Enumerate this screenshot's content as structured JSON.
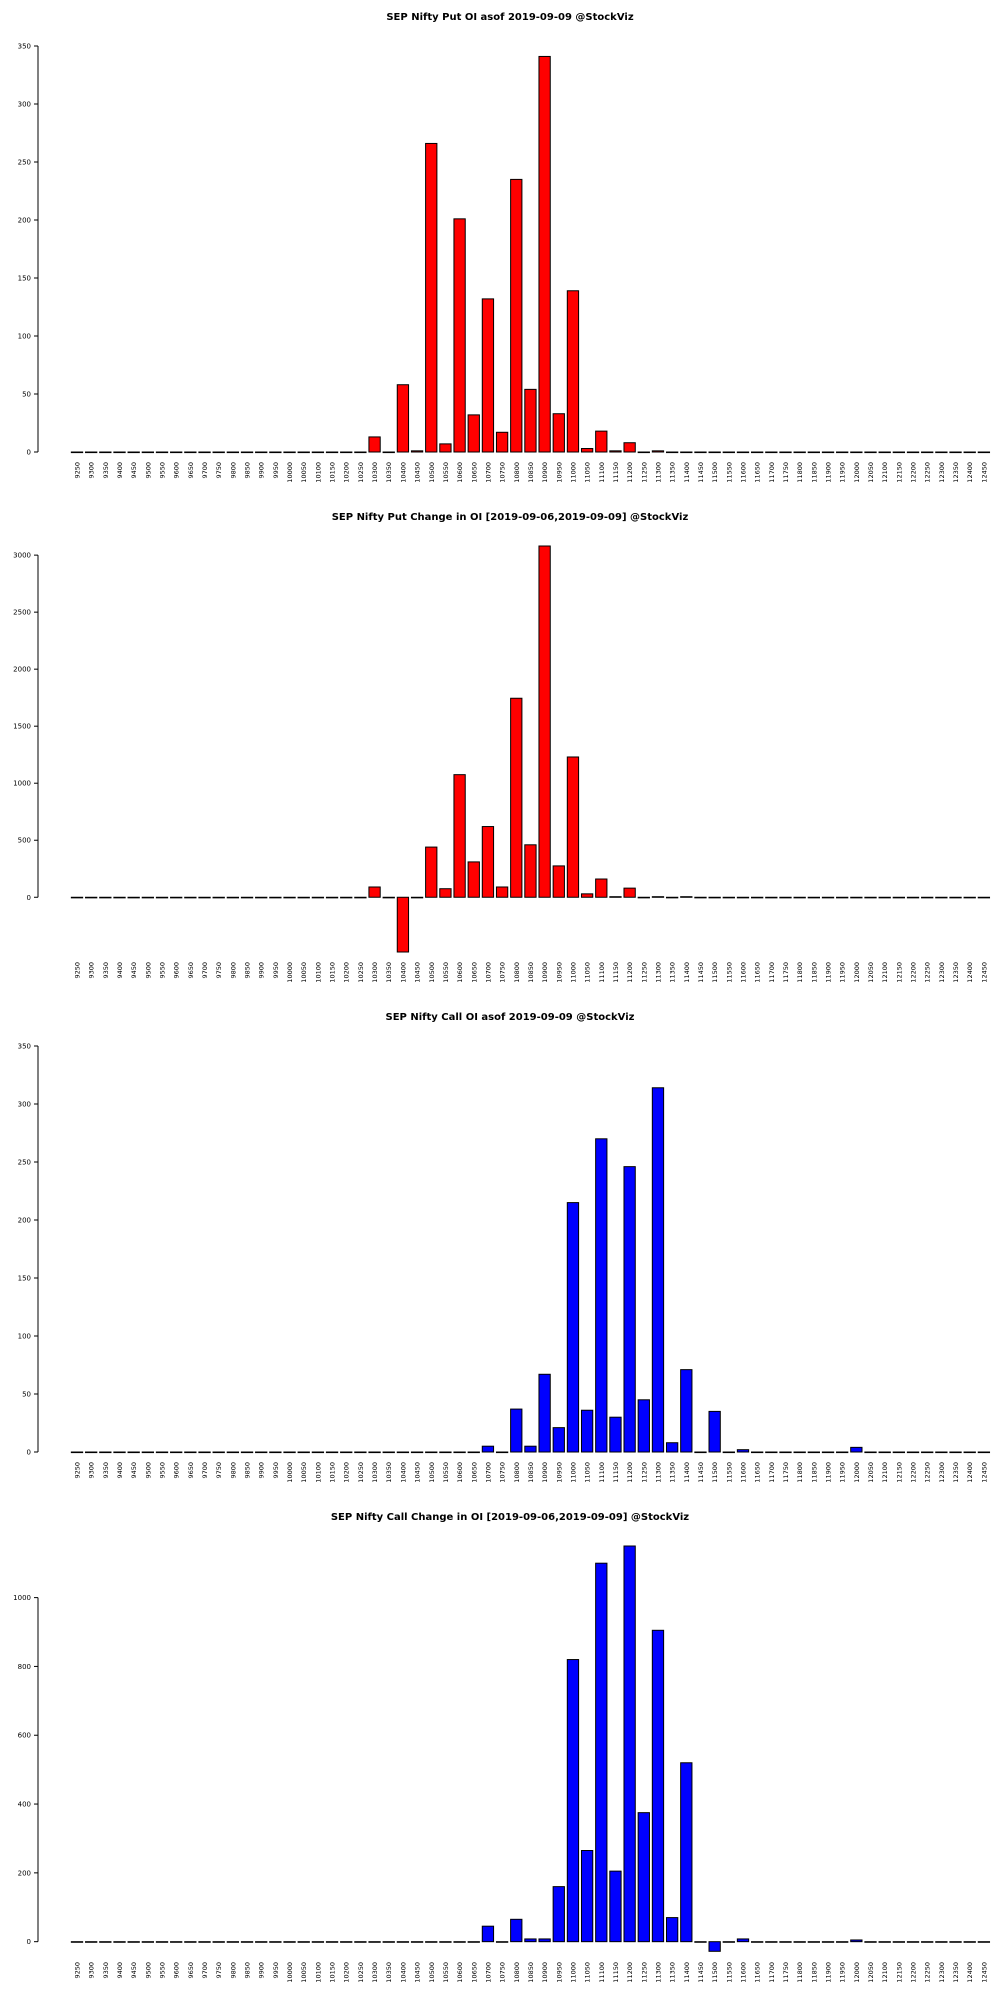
{
  "chart_data": [
    {
      "type": "bar",
      "title": "SEP Nifty Put OI asof 2019-09-09 @StockViz",
      "color": "#ff0000",
      "ylim": [
        0,
        350
      ],
      "yticks": [
        0,
        50,
        100,
        150,
        200,
        250,
        300,
        350
      ],
      "categories": [
        "9250",
        "9300",
        "9350",
        "9400",
        "9450",
        "9500",
        "9550",
        "9600",
        "9650",
        "9700",
        "9750",
        "9800",
        "9850",
        "9900",
        "9950",
        "10000",
        "10050",
        "10100",
        "10150",
        "10200",
        "10250",
        "10300",
        "10350",
        "10400",
        "10450",
        "10500",
        "10550",
        "10600",
        "10650",
        "10700",
        "10750",
        "10800",
        "10850",
        "10900",
        "10950",
        "11000",
        "11050",
        "11100",
        "11150",
        "11200",
        "11250",
        "11300",
        "11350",
        "11400",
        "11450",
        "11500",
        "11550",
        "11600",
        "11650",
        "11700",
        "11750",
        "11800",
        "11850",
        "11900",
        "11950",
        "12000",
        "12050",
        "12100",
        "12150",
        "12200",
        "12250",
        "12300",
        "12350",
        "12400",
        "12450"
      ],
      "values": [
        0,
        0,
        0,
        0,
        0,
        0,
        0,
        0,
        0,
        0,
        0,
        0,
        0,
        0,
        0,
        0,
        0,
        0,
        0,
        0,
        0,
        13,
        0,
        58,
        1,
        266,
        7,
        201,
        32,
        132,
        17,
        235,
        54,
        341,
        33,
        139,
        3,
        18,
        1,
        8,
        0,
        1,
        0,
        0,
        0,
        0,
        0,
        0,
        0,
        0,
        0,
        0,
        0,
        0,
        0,
        0,
        0,
        0,
        0,
        0,
        0,
        0,
        0,
        0,
        0
      ]
    },
    {
      "type": "bar",
      "title": "SEP Nifty Put Change in OI [2019-09-06,2019-09-09] @StockViz",
      "color": "#ff0000",
      "ylim": [
        -480,
        3080
      ],
      "yticks": [
        0,
        500,
        1000,
        1500,
        2000,
        2500,
        3000
      ],
      "categories": [
        "9250",
        "9300",
        "9350",
        "9400",
        "9450",
        "9500",
        "9550",
        "9600",
        "9650",
        "9700",
        "9750",
        "9800",
        "9850",
        "9900",
        "9950",
        "10000",
        "10050",
        "10100",
        "10150",
        "10200",
        "10250",
        "10300",
        "10350",
        "10400",
        "10450",
        "10500",
        "10550",
        "10600",
        "10650",
        "10700",
        "10750",
        "10800",
        "10850",
        "10900",
        "10950",
        "11000",
        "11050",
        "11100",
        "11150",
        "11200",
        "11250",
        "11300",
        "11350",
        "11400",
        "11450",
        "11500",
        "11550",
        "11600",
        "11650",
        "11700",
        "11750",
        "11800",
        "11850",
        "11900",
        "11950",
        "12000",
        "12050",
        "12100",
        "12150",
        "12200",
        "12250",
        "12300",
        "12350",
        "12400",
        "12450"
      ],
      "values": [
        0,
        0,
        0,
        0,
        0,
        0,
        0,
        0,
        0,
        0,
        0,
        0,
        0,
        0,
        0,
        0,
        0,
        0,
        0,
        0,
        0,
        90,
        0,
        -480,
        0,
        440,
        75,
        1075,
        310,
        620,
        90,
        1745,
        460,
        3080,
        275,
        1230,
        30,
        160,
        5,
        80,
        0,
        5,
        0,
        5,
        0,
        0,
        0,
        0,
        0,
        0,
        0,
        0,
        0,
        0,
        0,
        0,
        0,
        0,
        0,
        0,
        0,
        0,
        0,
        0,
        0
      ]
    },
    {
      "type": "bar",
      "title": "SEP Nifty Call OI asof 2019-09-09 @StockViz",
      "color": "#0000ff",
      "ylim": [
        0,
        350
      ],
      "yticks": [
        0,
        50,
        100,
        150,
        200,
        250,
        300,
        350
      ],
      "categories": [
        "9250",
        "9300",
        "9350",
        "9400",
        "9450",
        "9500",
        "9550",
        "9600",
        "9650",
        "9700",
        "9750",
        "9800",
        "9850",
        "9900",
        "9950",
        "10000",
        "10050",
        "10100",
        "10150",
        "10200",
        "10250",
        "10300",
        "10350",
        "10400",
        "10450",
        "10500",
        "10550",
        "10600",
        "10650",
        "10700",
        "10750",
        "10800",
        "10850",
        "10900",
        "10950",
        "11000",
        "11050",
        "11100",
        "11150",
        "11200",
        "11250",
        "11300",
        "11350",
        "11400",
        "11450",
        "11500",
        "11550",
        "11600",
        "11650",
        "11700",
        "11750",
        "11800",
        "11850",
        "11900",
        "11950",
        "12000",
        "12050",
        "12100",
        "12150",
        "12200",
        "12250",
        "12300",
        "12350",
        "12400",
        "12450"
      ],
      "values": [
        0,
        0,
        0,
        0,
        0,
        0,
        0,
        0,
        0,
        0,
        0,
        0,
        0,
        0,
        0,
        0,
        0,
        0,
        0,
        0,
        0,
        0,
        0,
        0,
        0,
        0,
        0,
        0,
        0,
        5,
        0,
        37,
        5,
        67,
        21,
        215,
        36,
        270,
        30,
        246,
        45,
        314,
        8,
        71,
        0,
        35,
        0,
        2,
        0,
        0,
        0,
        0,
        0,
        0,
        0,
        4,
        0,
        0,
        0,
        0,
        0,
        0,
        0,
        0,
        0
      ]
    },
    {
      "type": "bar",
      "title": "SEP Nifty Call Change in OI [2019-09-06,2019-09-09] @StockViz",
      "color": "#0000ff",
      "ylim": [
        -30,
        1150
      ],
      "yticks": [
        0,
        200,
        400,
        600,
        800,
        1000
      ],
      "categories": [
        "9250",
        "9300",
        "9350",
        "9400",
        "9450",
        "9500",
        "9550",
        "9600",
        "9650",
        "9700",
        "9750",
        "9800",
        "9850",
        "9900",
        "9950",
        "10000",
        "10050",
        "10100",
        "10150",
        "10200",
        "10250",
        "10300",
        "10350",
        "10400",
        "10450",
        "10500",
        "10550",
        "10600",
        "10650",
        "10700",
        "10750",
        "10800",
        "10850",
        "10900",
        "10950",
        "11000",
        "11050",
        "11100",
        "11150",
        "11200",
        "11250",
        "11300",
        "11350",
        "11400",
        "11450",
        "11500",
        "11550",
        "11600",
        "11650",
        "11700",
        "11750",
        "11800",
        "11850",
        "11900",
        "11950",
        "12000",
        "12050",
        "12100",
        "12150",
        "12200",
        "12250",
        "12300",
        "12350",
        "12400",
        "12450"
      ],
      "values": [
        0,
        0,
        0,
        0,
        0,
        0,
        0,
        0,
        0,
        0,
        0,
        0,
        0,
        0,
        0,
        0,
        0,
        0,
        0,
        0,
        0,
        0,
        0,
        0,
        0,
        0,
        0,
        0,
        0,
        45,
        0,
        65,
        8,
        8,
        160,
        820,
        265,
        1100,
        205,
        1150,
        375,
        905,
        70,
        520,
        0,
        -28,
        0,
        8,
        0,
        0,
        0,
        0,
        0,
        0,
        0,
        5,
        0,
        0,
        0,
        0,
        0,
        0,
        0,
        0,
        0
      ]
    }
  ]
}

Problem to work on:
Transcribe every entry word for word, but omit the pictures.

Answer to this task:
Enumerate this screenshot's content as structured JSON.
{
  "chart_data": [
    {
      "type": "bar",
      "title": "SEP Nifty Put OI asof 2019-09-09 @StockViz",
      "color": "#ff0000",
      "ylim": [
        0,
        350
      ],
      "yticks": [
        0,
        50,
        100,
        150,
        200,
        250,
        300,
        350
      ],
      "categories": [
        "9250",
        "9300",
        "9350",
        "9400",
        "9450",
        "9500",
        "9550",
        "9600",
        "9650",
        "9700",
        "9750",
        "9800",
        "9850",
        "9900",
        "9950",
        "10000",
        "10050",
        "10100",
        "10150",
        "10200",
        "10250",
        "10300",
        "10350",
        "10400",
        "10450",
        "10500",
        "10550",
        "10600",
        "10650",
        "10700",
        "10750",
        "10800",
        "10850",
        "10900",
        "10950",
        "11000",
        "11050",
        "11100",
        "11150",
        "11200",
        "11250",
        "11300",
        "11350",
        "11400",
        "11450",
        "11500",
        "11550",
        "11600",
        "11650",
        "11700",
        "11750",
        "11800",
        "11850",
        "11900",
        "11950",
        "12000",
        "12050",
        "12100",
        "12150",
        "12200",
        "12250",
        "12300",
        "12350",
        "12400",
        "12450"
      ],
      "values": [
        0,
        0,
        0,
        0,
        0,
        0,
        0,
        0,
        0,
        0,
        0,
        0,
        0,
        0,
        0,
        0,
        0,
        0,
        0,
        0,
        0,
        13,
        0,
        58,
        1,
        266,
        7,
        201,
        32,
        132,
        17,
        235,
        54,
        341,
        33,
        139,
        3,
        18,
        1,
        8,
        0,
        1,
        0,
        0,
        0,
        0,
        0,
        0,
        0,
        0,
        0,
        0,
        0,
        0,
        0,
        0,
        0,
        0,
        0,
        0,
        0,
        0,
        0,
        0,
        0
      ]
    },
    {
      "type": "bar",
      "title": "SEP Nifty Put Change in OI [2019-09-06,2019-09-09] @StockViz",
      "color": "#ff0000",
      "ylim": [
        -480,
        3080
      ],
      "yticks": [
        0,
        500,
        1000,
        1500,
        2000,
        2500,
        3000
      ],
      "categories": [
        "9250",
        "9300",
        "9350",
        "9400",
        "9450",
        "9500",
        "9550",
        "9600",
        "9650",
        "9700",
        "9750",
        "9800",
        "9850",
        "9900",
        "9950",
        "10000",
        "10050",
        "10100",
        "10150",
        "10200",
        "10250",
        "10300",
        "10350",
        "10400",
        "10450",
        "10500",
        "10550",
        "10600",
        "10650",
        "10700",
        "10750",
        "10800",
        "10850",
        "10900",
        "10950",
        "11000",
        "11050",
        "11100",
        "11150",
        "11200",
        "11250",
        "11300",
        "11350",
        "11400",
        "11450",
        "11500",
        "11550",
        "11600",
        "11650",
        "11700",
        "11750",
        "11800",
        "11850",
        "11900",
        "11950",
        "12000",
        "12050",
        "12100",
        "12150",
        "12200",
        "12250",
        "12300",
        "12350",
        "12400",
        "12450"
      ],
      "values": [
        0,
        0,
        0,
        0,
        0,
        0,
        0,
        0,
        0,
        0,
        0,
        0,
        0,
        0,
        0,
        0,
        0,
        0,
        0,
        0,
        0,
        90,
        0,
        -480,
        0,
        440,
        75,
        1075,
        310,
        620,
        90,
        1745,
        460,
        3080,
        275,
        1230,
        30,
        160,
        5,
        80,
        0,
        5,
        0,
        5,
        0,
        0,
        0,
        0,
        0,
        0,
        0,
        0,
        0,
        0,
        0,
        0,
        0,
        0,
        0,
        0,
        0,
        0,
        0,
        0,
        0
      ]
    },
    {
      "type": "bar",
      "title": "SEP Nifty Call OI asof 2019-09-09 @StockViz",
      "color": "#0000ff",
      "ylim": [
        0,
        350
      ],
      "yticks": [
        0,
        50,
        100,
        150,
        200,
        250,
        300,
        350
      ],
      "categories": [
        "9250",
        "9300",
        "9350",
        "9400",
        "9450",
        "9500",
        "9550",
        "9600",
        "9650",
        "9700",
        "9750",
        "9800",
        "9850",
        "9900",
        "9950",
        "10000",
        "10050",
        "10100",
        "10150",
        "10200",
        "10250",
        "10300",
        "10350",
        "10400",
        "10450",
        "10500",
        "10550",
        "10600",
        "10650",
        "10700",
        "10750",
        "10800",
        "10850",
        "10900",
        "10950",
        "11000",
        "11050",
        "11100",
        "11150",
        "11200",
        "11250",
        "11300",
        "11350",
        "11400",
        "11450",
        "11500",
        "11550",
        "11600",
        "11650",
        "11700",
        "11750",
        "11800",
        "11850",
        "11900",
        "11950",
        "12000",
        "12050",
        "12100",
        "12150",
        "12200",
        "12250",
        "12300",
        "12350",
        "12400",
        "12450"
      ],
      "values": [
        0,
        0,
        0,
        0,
        0,
        0,
        0,
        0,
        0,
        0,
        0,
        0,
        0,
        0,
        0,
        0,
        0,
        0,
        0,
        0,
        0,
        0,
        0,
        0,
        0,
        0,
        0,
        0,
        0,
        5,
        0,
        37,
        5,
        67,
        21,
        215,
        36,
        270,
        30,
        246,
        45,
        314,
        8,
        71,
        0,
        35,
        0,
        2,
        0,
        0,
        0,
        0,
        0,
        0,
        0,
        4,
        0,
        0,
        0,
        0,
        0,
        0,
        0,
        0,
        0
      ]
    },
    {
      "type": "bar",
      "title": "SEP Nifty Call Change in OI [2019-09-06,2019-09-09] @StockViz",
      "color": "#0000ff",
      "ylim": [
        -30,
        1150
      ],
      "yticks": [
        0,
        200,
        400,
        600,
        800,
        1000
      ],
      "categories": [
        "9250",
        "9300",
        "9350",
        "9400",
        "9450",
        "9500",
        "9550",
        "9600",
        "9650",
        "9700",
        "9750",
        "9800",
        "9850",
        "9900",
        "9950",
        "10000",
        "10050",
        "10100",
        "10150",
        "10200",
        "10250",
        "10300",
        "10350",
        "10400",
        "10450",
        "10500",
        "10550",
        "10600",
        "10650",
        "10700",
        "10750",
        "10800",
        "10850",
        "10900",
        "10950",
        "11000",
        "11050",
        "11100",
        "11150",
        "11200",
        "11250",
        "11300",
        "11350",
        "11400",
        "11450",
        "11500",
        "11550",
        "11600",
        "11650",
        "11700",
        "11750",
        "11800",
        "11850",
        "11900",
        "11950",
        "12000",
        "12050",
        "12100",
        "12150",
        "12200",
        "12250",
        "12300",
        "12350",
        "12400",
        "12450"
      ],
      "values": [
        0,
        0,
        0,
        0,
        0,
        0,
        0,
        0,
        0,
        0,
        0,
        0,
        0,
        0,
        0,
        0,
        0,
        0,
        0,
        0,
        0,
        0,
        0,
        0,
        0,
        0,
        0,
        0,
        0,
        45,
        0,
        65,
        8,
        8,
        160,
        820,
        265,
        1100,
        205,
        1150,
        375,
        905,
        70,
        520,
        0,
        -28,
        0,
        8,
        0,
        0,
        0,
        0,
        0,
        0,
        0,
        5,
        0,
        0,
        0,
        0,
        0,
        0,
        0,
        0,
        0
      ]
    }
  ]
}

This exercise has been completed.